Directions - Return all of the entries word for word, but omit the pictures they contain.

Information shown -
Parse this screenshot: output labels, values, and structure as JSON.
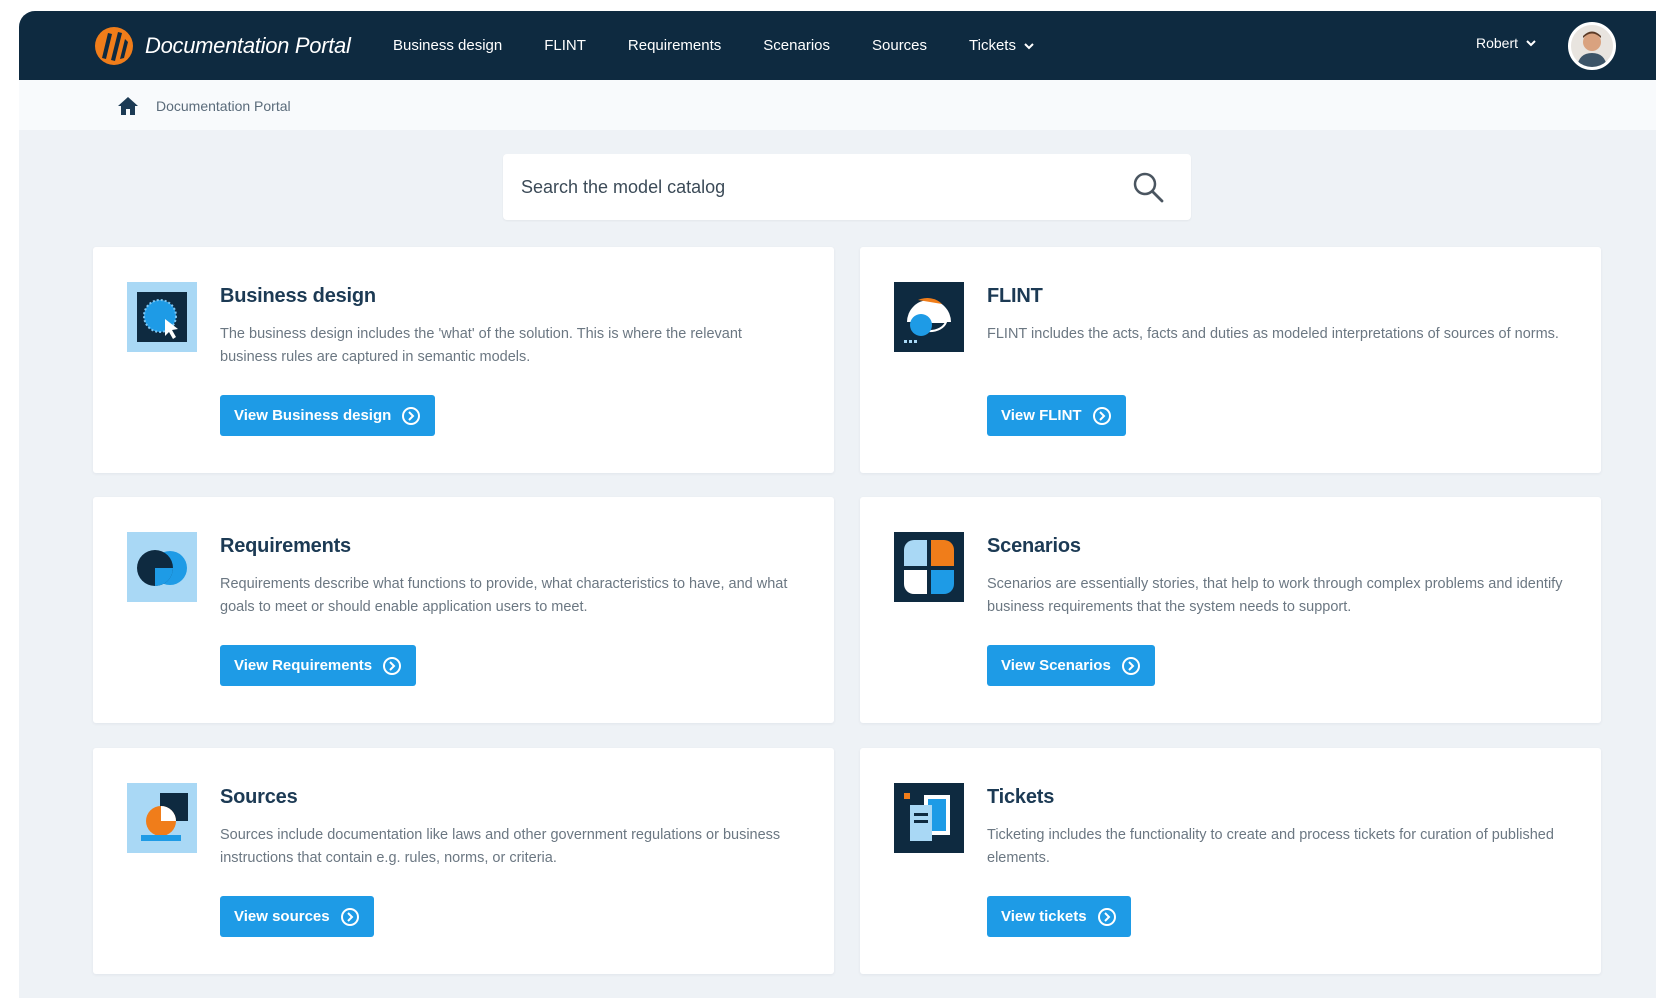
{
  "header": {
    "title": "Documentation Portal",
    "nav": [
      {
        "label": "Business design"
      },
      {
        "label": "FLINT"
      },
      {
        "label": "Requirements"
      },
      {
        "label": "Scenarios"
      },
      {
        "label": "Sources"
      },
      {
        "label": "Tickets"
      }
    ],
    "user_name": "Robert"
  },
  "breadcrumb": {
    "label": "Documentation Portal"
  },
  "search": {
    "placeholder": "Search the model catalog"
  },
  "cards": [
    {
      "title": "Business design",
      "description": "The business design includes the 'what' of the solution. This is where the relevant business rules are captured in semantic models.",
      "button": "View Business design"
    },
    {
      "title": "FLINT",
      "description": "FLINT includes the acts, facts and duties as modeled interpretations of sources of norms.",
      "button": "View FLINT"
    },
    {
      "title": "Requirements",
      "description": " Requirements describe what functions to provide, what characteristics to have, and what goals to meet or should enable application users to meet.",
      "button": "View Requirements"
    },
    {
      "title": "Scenarios",
      "description": "Scenarios are essentially stories, that help to work through complex problems and identify business requirements that the system needs to support.",
      "button": "View Scenarios"
    },
    {
      "title": "Sources",
      "description": "Sources include documentation like laws and other government regulations or business instructions that contain e.g. rules, norms, or criteria.",
      "button": "View sources"
    },
    {
      "title": "Tickets",
      "description": "Ticketing includes the functionality to create and process tickets for curation of published elements.",
      "button": "View tickets"
    }
  ],
  "colors": {
    "header_bg": "#0e2a40",
    "page_bg": "#eef2f6",
    "accent": "#1e9be6",
    "orange": "#f07d1a"
  },
  "icons": {
    "brand": "portal-logo-icon",
    "home": "home-icon",
    "search": "search-icon",
    "chevron": "chevron-down-icon",
    "button": "arrow-circle-right-icon"
  }
}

Answer to the problem -
Parse this screenshot: output labels, values, and structure as JSON.
{
  "header": {
    "title": "Documentation Portal",
    "nav": [
      {
        "label": "Business design"
      },
      {
        "label": "FLINT"
      },
      {
        "label": "Requirements"
      },
      {
        "label": "Scenarios"
      },
      {
        "label": "Sources"
      },
      {
        "label": "Tickets"
      }
    ],
    "user_name": "Robert"
  },
  "breadcrumb": {
    "label": "Documentation Portal"
  },
  "search": {
    "placeholder": "Search the model catalog"
  },
  "cards": [
    {
      "title": "Business design",
      "description": "The business design includes the 'what' of the solution. This is where the relevant business rules are captured in semantic models.",
      "button": "View Business design"
    },
    {
      "title": "FLINT",
      "description": "FLINT includes the acts, facts and duties as modeled interpretations of sources of norms.",
      "button": "View FLINT"
    },
    {
      "title": "Requirements",
      "description": " Requirements describe what functions to provide, what characteristics to have, and what goals to meet or should enable application users to meet.",
      "button": "View Requirements"
    },
    {
      "title": "Scenarios",
      "description": "Scenarios are essentially stories, that help to work through complex problems and identify business requirements that the system needs to support.",
      "button": "View Scenarios"
    },
    {
      "title": "Sources",
      "description": "Sources include documentation like laws and other government regulations or business instructions that contain e.g. rules, norms, or criteria.",
      "button": "View sources"
    },
    {
      "title": "Tickets",
      "description": "Ticketing includes the functionality to create and process tickets for curation of published elements.",
      "button": "View tickets"
    }
  ],
  "colors": {
    "header_bg": "#0e2a40",
    "page_bg": "#eef2f6",
    "accent": "#1e9be6",
    "orange": "#f07d1a"
  },
  "icons": {
    "brand": "portal-logo-icon",
    "home": "home-icon",
    "search": "search-icon",
    "chevron": "chevron-down-icon",
    "button": "arrow-circle-right-icon"
  }
}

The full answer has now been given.